CHALLENGE.
All of the entries need to be written out again, exactly as they are.

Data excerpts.
*****
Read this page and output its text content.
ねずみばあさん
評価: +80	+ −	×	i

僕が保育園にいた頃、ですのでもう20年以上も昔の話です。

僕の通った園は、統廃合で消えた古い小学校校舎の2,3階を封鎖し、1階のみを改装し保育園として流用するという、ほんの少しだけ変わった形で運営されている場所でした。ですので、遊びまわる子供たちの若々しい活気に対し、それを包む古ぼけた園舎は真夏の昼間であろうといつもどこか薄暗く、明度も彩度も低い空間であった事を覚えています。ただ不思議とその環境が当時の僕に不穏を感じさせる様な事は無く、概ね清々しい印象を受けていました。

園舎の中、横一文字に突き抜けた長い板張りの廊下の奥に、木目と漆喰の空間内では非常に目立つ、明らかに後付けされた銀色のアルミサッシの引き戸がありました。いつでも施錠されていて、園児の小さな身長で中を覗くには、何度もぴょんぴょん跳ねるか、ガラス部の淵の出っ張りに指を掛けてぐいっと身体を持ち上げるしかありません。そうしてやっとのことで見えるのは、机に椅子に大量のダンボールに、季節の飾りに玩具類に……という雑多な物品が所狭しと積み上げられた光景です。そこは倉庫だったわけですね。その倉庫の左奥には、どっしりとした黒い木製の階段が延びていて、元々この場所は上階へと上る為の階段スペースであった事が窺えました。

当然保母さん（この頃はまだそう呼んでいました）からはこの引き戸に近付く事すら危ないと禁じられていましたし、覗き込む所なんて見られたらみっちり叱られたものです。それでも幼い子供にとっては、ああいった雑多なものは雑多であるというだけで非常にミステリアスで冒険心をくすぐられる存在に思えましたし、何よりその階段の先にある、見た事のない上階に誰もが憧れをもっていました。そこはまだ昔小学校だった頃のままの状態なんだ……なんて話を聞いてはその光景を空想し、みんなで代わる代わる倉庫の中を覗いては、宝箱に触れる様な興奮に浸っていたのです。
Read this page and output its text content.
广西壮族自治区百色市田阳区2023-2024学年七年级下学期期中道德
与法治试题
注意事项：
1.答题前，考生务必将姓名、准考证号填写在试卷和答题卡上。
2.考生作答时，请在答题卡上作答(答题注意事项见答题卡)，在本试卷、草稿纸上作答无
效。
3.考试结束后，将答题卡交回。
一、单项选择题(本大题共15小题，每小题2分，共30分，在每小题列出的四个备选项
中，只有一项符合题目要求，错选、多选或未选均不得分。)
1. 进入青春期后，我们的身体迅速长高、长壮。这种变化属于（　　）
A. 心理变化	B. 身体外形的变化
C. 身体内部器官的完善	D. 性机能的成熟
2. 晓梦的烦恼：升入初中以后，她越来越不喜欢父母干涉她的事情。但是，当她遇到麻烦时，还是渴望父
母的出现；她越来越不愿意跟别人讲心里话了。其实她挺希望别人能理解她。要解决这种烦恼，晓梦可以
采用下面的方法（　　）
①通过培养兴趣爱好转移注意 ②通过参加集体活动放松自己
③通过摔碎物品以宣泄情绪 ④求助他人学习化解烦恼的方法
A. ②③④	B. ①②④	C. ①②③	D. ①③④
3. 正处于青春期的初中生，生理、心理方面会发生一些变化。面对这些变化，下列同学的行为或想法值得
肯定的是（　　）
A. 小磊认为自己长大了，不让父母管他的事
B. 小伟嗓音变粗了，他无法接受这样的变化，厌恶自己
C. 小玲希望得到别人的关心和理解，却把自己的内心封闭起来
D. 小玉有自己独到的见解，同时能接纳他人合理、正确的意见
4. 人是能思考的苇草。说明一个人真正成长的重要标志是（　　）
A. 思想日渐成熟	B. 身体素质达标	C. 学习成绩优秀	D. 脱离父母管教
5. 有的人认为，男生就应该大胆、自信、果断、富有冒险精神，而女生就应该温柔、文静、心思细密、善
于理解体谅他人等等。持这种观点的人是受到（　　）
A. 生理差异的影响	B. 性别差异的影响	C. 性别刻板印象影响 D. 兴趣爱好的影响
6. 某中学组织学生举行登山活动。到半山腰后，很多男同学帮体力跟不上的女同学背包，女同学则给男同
*****
THE COMPLETED TASK.
Read this page and output its text content.
ねずみばあさん
評価: +80	+ −	×	i

僕が保育園にいた頃、ですのでもう20年以上も昔の話です。

僕の通った園は、統廃合で消えた古い小学校校舎の2,3階を封鎖し、1階のみを改装し保育園として流用するという、ほんの少しだけ変わった形で運営されている場所でした。ですので、遊びまわる子供たちの若々しい活気に対し、それを包む古ぼけた園舎は真夏の昼間であろうといつもどこか薄暗く、明度も彩度も低い空間であった事を覚えています。ただ不思議とその環境が当時の僕に不穏を感じさせる様な事は無く、概ね清々しい印象を受けていました。

園舎の中、横一文字に突き抜けた長い板張りの廊下の奥に、木目と漆喰の空間内では非常に目立つ、明らかに後付けされた銀色のアルミサッシの引き戸がありました。いつでも施錠されていて、園児の小さな身長で中を覗くには、何度もぴょんぴょん跳ねるか、ガラス部の淵の出っ張りに指を掛けてぐいっと身体を持ち上げるしかありません。そうしてやっとのことで見えるのは、机に椅子に大量のダンボールに、季節の飾りに玩具類に……という雑多な物品が所狭しと積み上げられた光景です。そこは倉庫だったわけですね。その倉庫の左奥には、どっしりとした黒い木製の階段が延びていて、元々この場所は上階へと上る為の階段スペースであった事が窺えました。

当然保母さん（この頃はまだそう呼んでいました）からはこの引き戸に近付く事すら危ないと禁じられていましたし、覗き込む所なんて見られたらみっちり叱られたものです。それでも幼い子供にとっては、ああいった雑多なものは雑多であるというだけで非常にミステリアスで冒険心をくすぐられる存在に思えましたし、何よりその階段の先にある、見た事のない上階に誰もが憧れをもっていました。そこはまだ昔小学校だった頃のままの状態なんだ……なんて話を聞いてはその光景を空想し、みんなで代わる代わる倉庫の中を覗いては、宝箱に触れる様な興奮に浸っていたのです。
Read this page and output its text content.
广西壮族自治区百色市田阳区2023-2024学年七年级下学期期中道德
与法治试题
注意事项：
1.答题前，考生务必将姓名、准考证号填写在试卷和答题卡上。
2.考生作答时，请在答题卡上作答(答题注意事项见答题卡)，在本试卷、草稿纸上作答无
效。
3.考试结束后，将答题卡交回。
一、单项选择题(本大题共15小题，每小题2分，共30分，在每小题列出的四个备选项
中，只有一项符合题目要求，错选、多选或未选均不得分。)
1. 进入青春期后，我们的身体迅速长高、长壮。这种变化属于（　　）
A. 心理变化	B. 身体外形的变化
C. 身体内部器官的完善	D. 性机能的成熟
2. 晓梦的烦恼：升入初中以后，她越来越不喜欢父母干涉她的事情。但是，当她遇到麻烦时，还是渴望父
母的出现；她越来越不愿意跟别人讲心里话了。其实她挺希望别人能理解她。要解决这种烦恼，晓梦可以
采用下面的方法（　　）
①通过培养兴趣爱好转移注意 ②通过参加集体活动放松自己
③通过摔碎物品以宣泄情绪 ④求助他人学习化解烦恼的方法
A. ②③④	B. ①②④	C. ①②③	D. ①③④
3. 正处于青春期的初中生，生理、心理方面会发生一些变化。面对这些变化，下列同学的行为或想法值得
肯定的是（　　）
A. 小磊认为自己长大了，不让父母管他的事
B. 小伟嗓音变粗了，他无法接受这样的变化，厌恶自己
C. 小玲希望得到别人的关心和理解，却把自己的内心封闭起来
D. 小玉有自己独到的见解，同时能接纳他人合理、正确的意见
4. 人是能思考的苇草。说明一个人真正成长的重要标志是（　　）
A. 思想日渐成熟	B. 身体素质达标	C. 学习成绩优秀	D. 脱离父母管教
5. 有的人认为，男生就应该大胆、自信、果断、富有冒险精神，而女生就应该温柔、文静、心思细密、善
于理解体谅他人等等。持这种观点的人是受到（　　）
A. 生理差异的影响	B. 性别差异的影响	C. 性别刻板印象影响 D. 兴趣爱好的影响
6. 某中学组织学生举行登山活动。到半山腰后，很多男同学帮体力跟不上的女同学背包，女同学则给男同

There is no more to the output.